• _Dataset excerpts_
____

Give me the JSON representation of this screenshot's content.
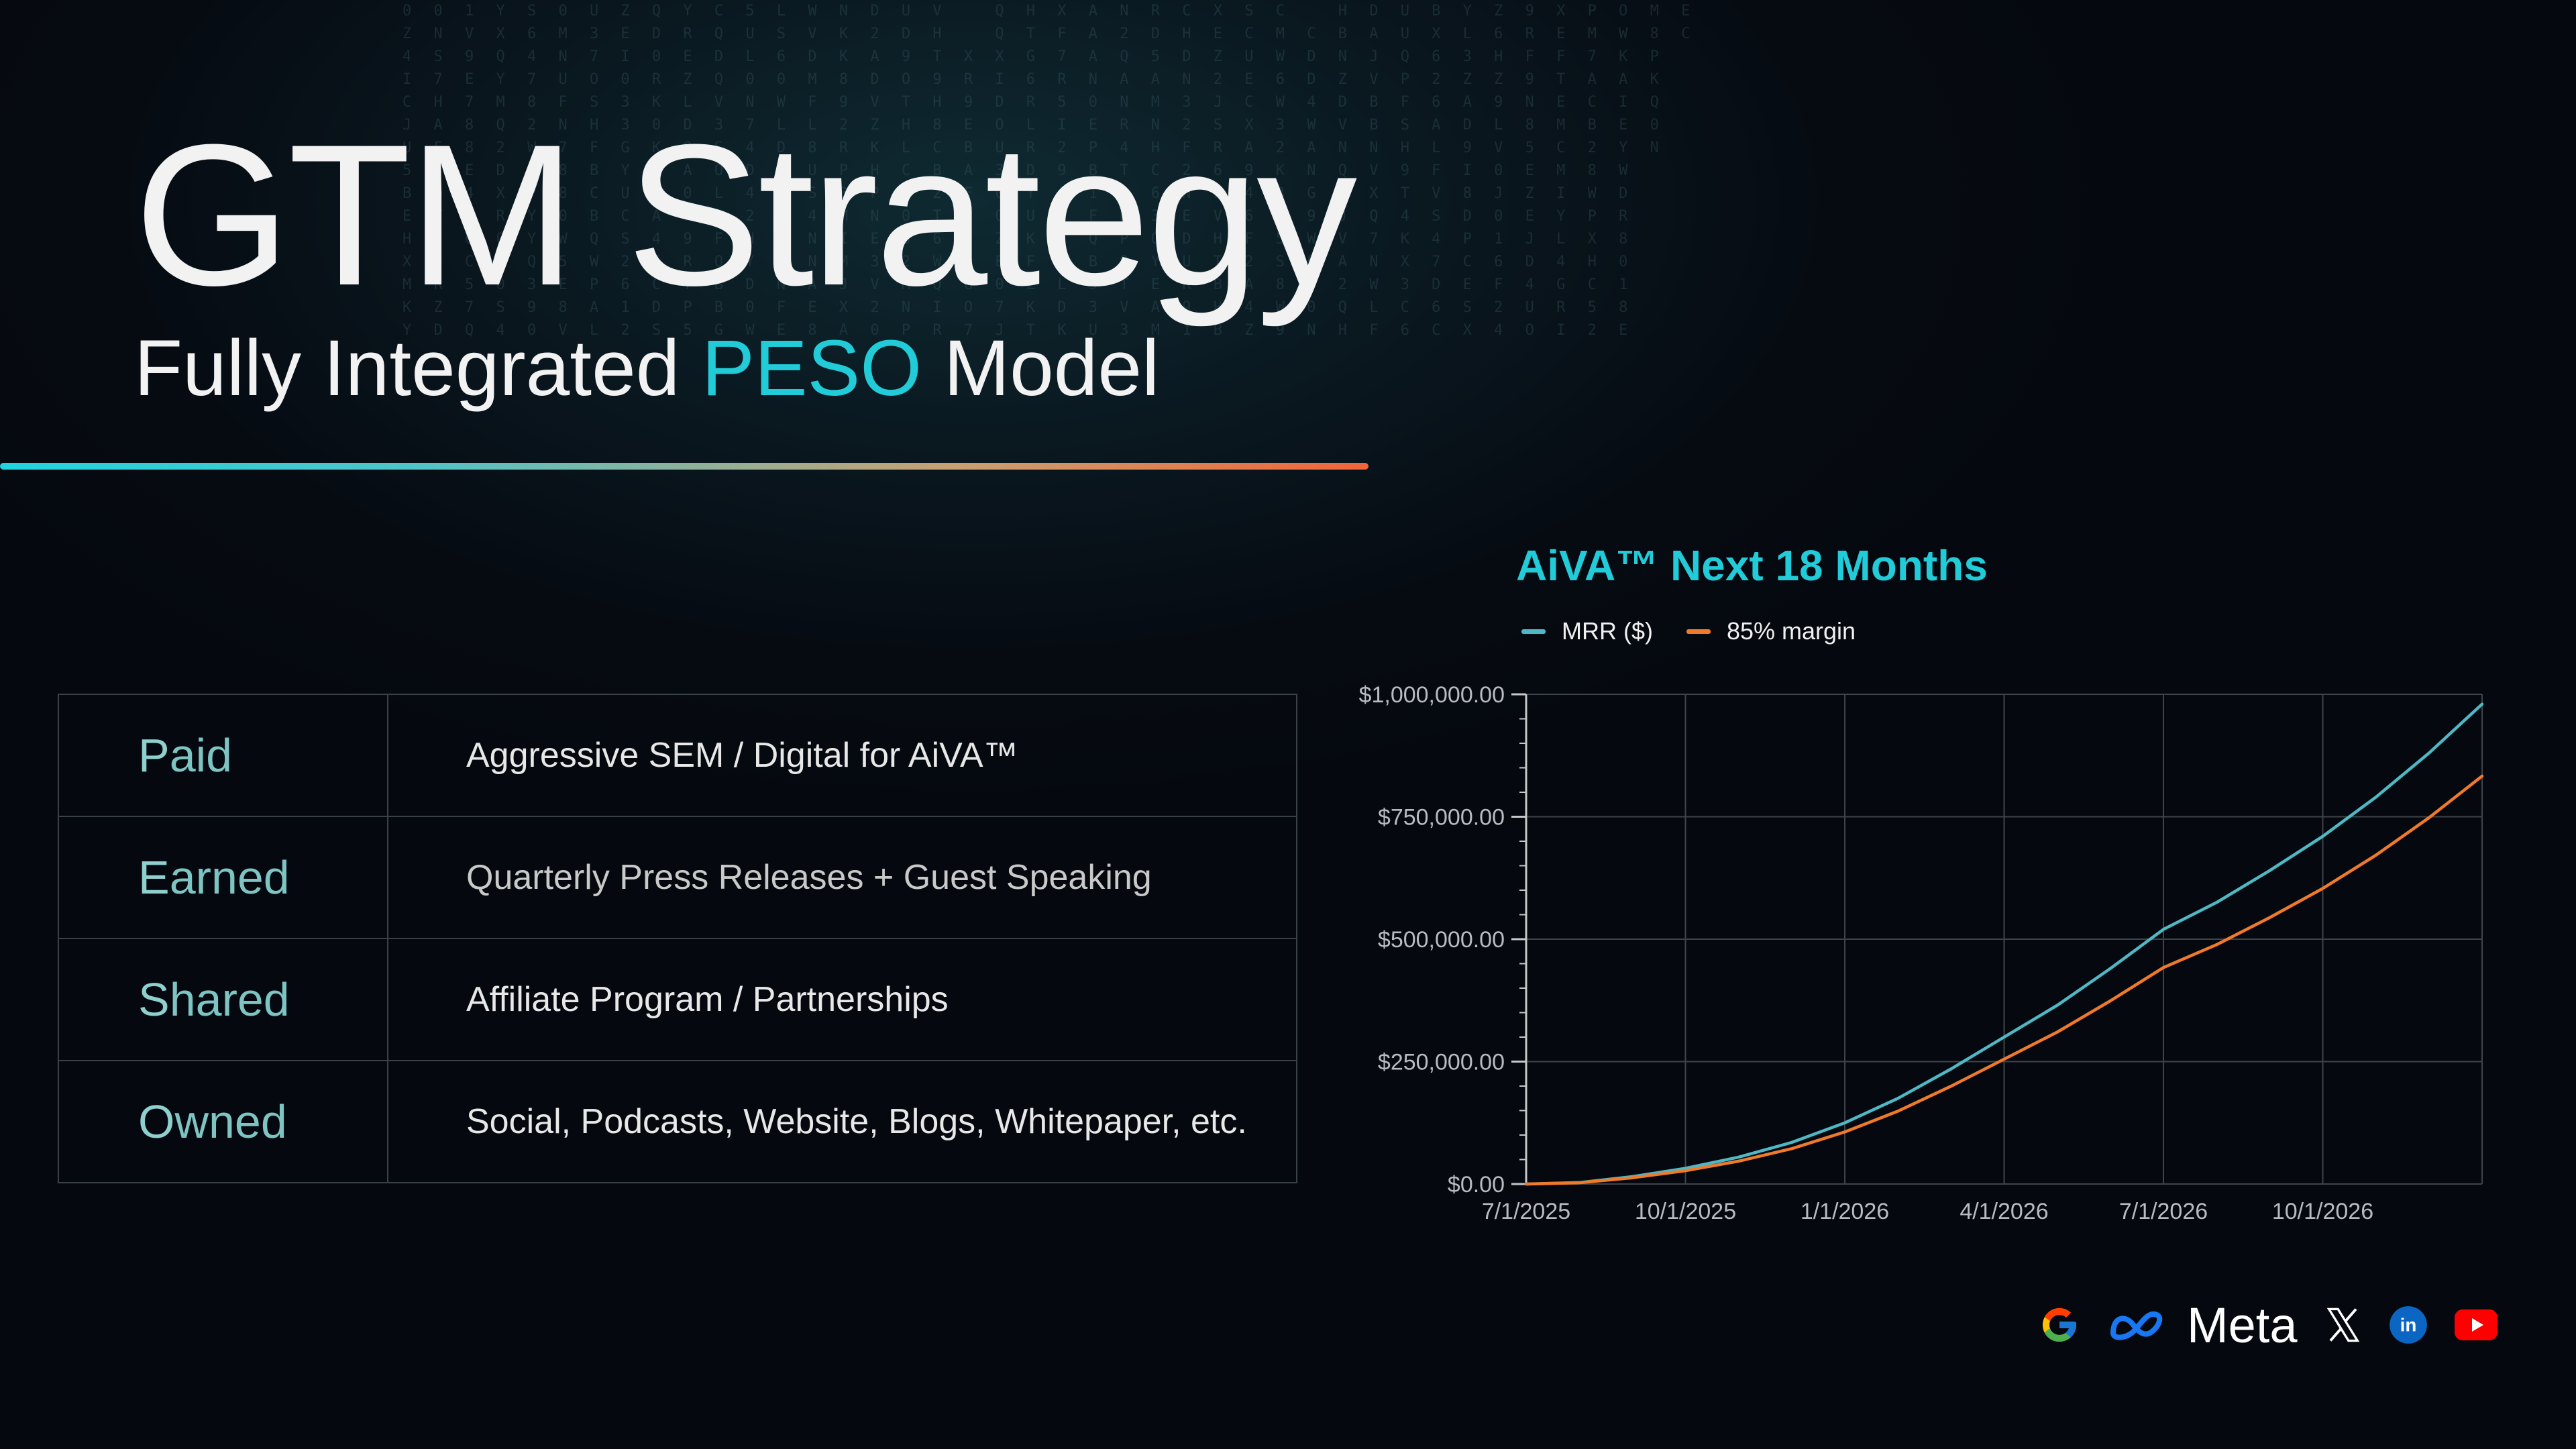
{
  "header": {
    "title": "GTM Strategy",
    "subtitle_pre": "Fully Integrated ",
    "subtitle_highlight": "PESO",
    "subtitle_post": " Model",
    "accent_color": "#21cbd8"
  },
  "peso_table": {
    "rows": [
      {
        "initial": "P",
        "rest": "aid",
        "description": "Aggressive SEM / Digital for AiVA™"
      },
      {
        "initial": "E",
        "rest": "arned",
        "description": "Quarterly Press Releases + Guest Speaking"
      },
      {
        "initial": "S",
        "rest": "hared",
        "description": "Affiliate Program / Partnerships"
      },
      {
        "initial": "O",
        "rest": "wned",
        "description": "Social, Podcasts, Website, Blogs, Whitepaper, etc."
      }
    ]
  },
  "chart_data": {
    "type": "line",
    "title": "AiVA™ Next 18 Months",
    "legend_position": "top-left",
    "grid": true,
    "x_tick_labels": [
      "7/1/2025",
      "10/1/2025",
      "1/1/2026",
      "4/1/2026",
      "7/1/2026",
      "10/1/2026"
    ],
    "x": [
      "7/1/2025",
      "8/1/2025",
      "9/1/2025",
      "10/1/2025",
      "11/1/2025",
      "12/1/2025",
      "1/1/2026",
      "2/1/2026",
      "3/1/2026",
      "4/1/2026",
      "5/1/2026",
      "6/1/2026",
      "7/1/2026",
      "8/1/2026",
      "9/1/2026",
      "10/1/2026",
      "11/1/2026",
      "12/1/2026",
      "1/1/2027"
    ],
    "ylim": [
      0,
      1000000
    ],
    "y_tick_labels": [
      "$0.00",
      "$250,000.00",
      "$500,000.00",
      "$750,000.00",
      "$1,000,000.00"
    ],
    "series": [
      {
        "name": "MRR ($)",
        "color": "#4fb8c4",
        "values": [
          0,
          3000,
          15000,
          32000,
          55000,
          85000,
          125000,
          175000,
          235000,
          300000,
          365000,
          440000,
          520000,
          575000,
          640000,
          710000,
          790000,
          880000,
          980000
        ]
      },
      {
        "name": "85% margin",
        "color": "#f07a2a",
        "values": [
          0,
          2550,
          12750,
          27200,
          46750,
          72250,
          106250,
          148750,
          199750,
          255000,
          310250,
          374000,
          442000,
          488750,
          544000,
          603500,
          671500,
          748000,
          833000
        ]
      }
    ]
  },
  "brands": {
    "items": [
      "google-icon",
      "meta-icon",
      "x-icon",
      "linkedin-icon",
      "youtube-icon"
    ],
    "meta_label": "Meta"
  }
}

____

• _Job_
Please transcribe the material above exactly as written. Leave the pictures out.

• _Output of the exercise_
Give me the JSON representation of this screenshot's content.
{
  "header": {
    "title": "GTM Strategy",
    "subtitle_pre": "Fully Integrated ",
    "subtitle_highlight": "PESO",
    "subtitle_post": " Model",
    "accent_color": "#21cbd8"
  },
  "peso_table": {
    "rows": [
      {
        "initial": "P",
        "rest": "aid",
        "description": "Aggressive SEM / Digital for AiVA™"
      },
      {
        "initial": "E",
        "rest": "arned",
        "description": "Quarterly Press Releases + Guest Speaking"
      },
      {
        "initial": "S",
        "rest": "hared",
        "description": "Affiliate Program / Partnerships"
      },
      {
        "initial": "O",
        "rest": "wned",
        "description": "Social, Podcasts, Website, Blogs, Whitepaper, etc."
      }
    ]
  },
  "chart_data": {
    "type": "line",
    "title": "AiVA™ Next 18 Months",
    "legend_position": "top-left",
    "grid": true,
    "x_tick_labels": [
      "7/1/2025",
      "10/1/2025",
      "1/1/2026",
      "4/1/2026",
      "7/1/2026",
      "10/1/2026"
    ],
    "x": [
      "7/1/2025",
      "8/1/2025",
      "9/1/2025",
      "10/1/2025",
      "11/1/2025",
      "12/1/2025",
      "1/1/2026",
      "2/1/2026",
      "3/1/2026",
      "4/1/2026",
      "5/1/2026",
      "6/1/2026",
      "7/1/2026",
      "8/1/2026",
      "9/1/2026",
      "10/1/2026",
      "11/1/2026",
      "12/1/2026",
      "1/1/2027"
    ],
    "ylim": [
      0,
      1000000
    ],
    "y_tick_labels": [
      "$0.00",
      "$250,000.00",
      "$500,000.00",
      "$750,000.00",
      "$1,000,000.00"
    ],
    "series": [
      {
        "name": "MRR ($)",
        "color": "#4fb8c4",
        "values": [
          0,
          3000,
          15000,
          32000,
          55000,
          85000,
          125000,
          175000,
          235000,
          300000,
          365000,
          440000,
          520000,
          575000,
          640000,
          710000,
          790000,
          880000,
          980000
        ]
      },
      {
        "name": "85% margin",
        "color": "#f07a2a",
        "values": [
          0,
          2550,
          12750,
          27200,
          46750,
          72250,
          106250,
          148750,
          199750,
          255000,
          310250,
          374000,
          442000,
          488750,
          544000,
          603500,
          671500,
          748000,
          833000
        ]
      }
    ]
  },
  "brands": {
    "items": [
      "google-icon",
      "meta-icon",
      "x-icon",
      "linkedin-icon",
      "youtube-icon"
    ],
    "meta_label": "Meta"
  }
}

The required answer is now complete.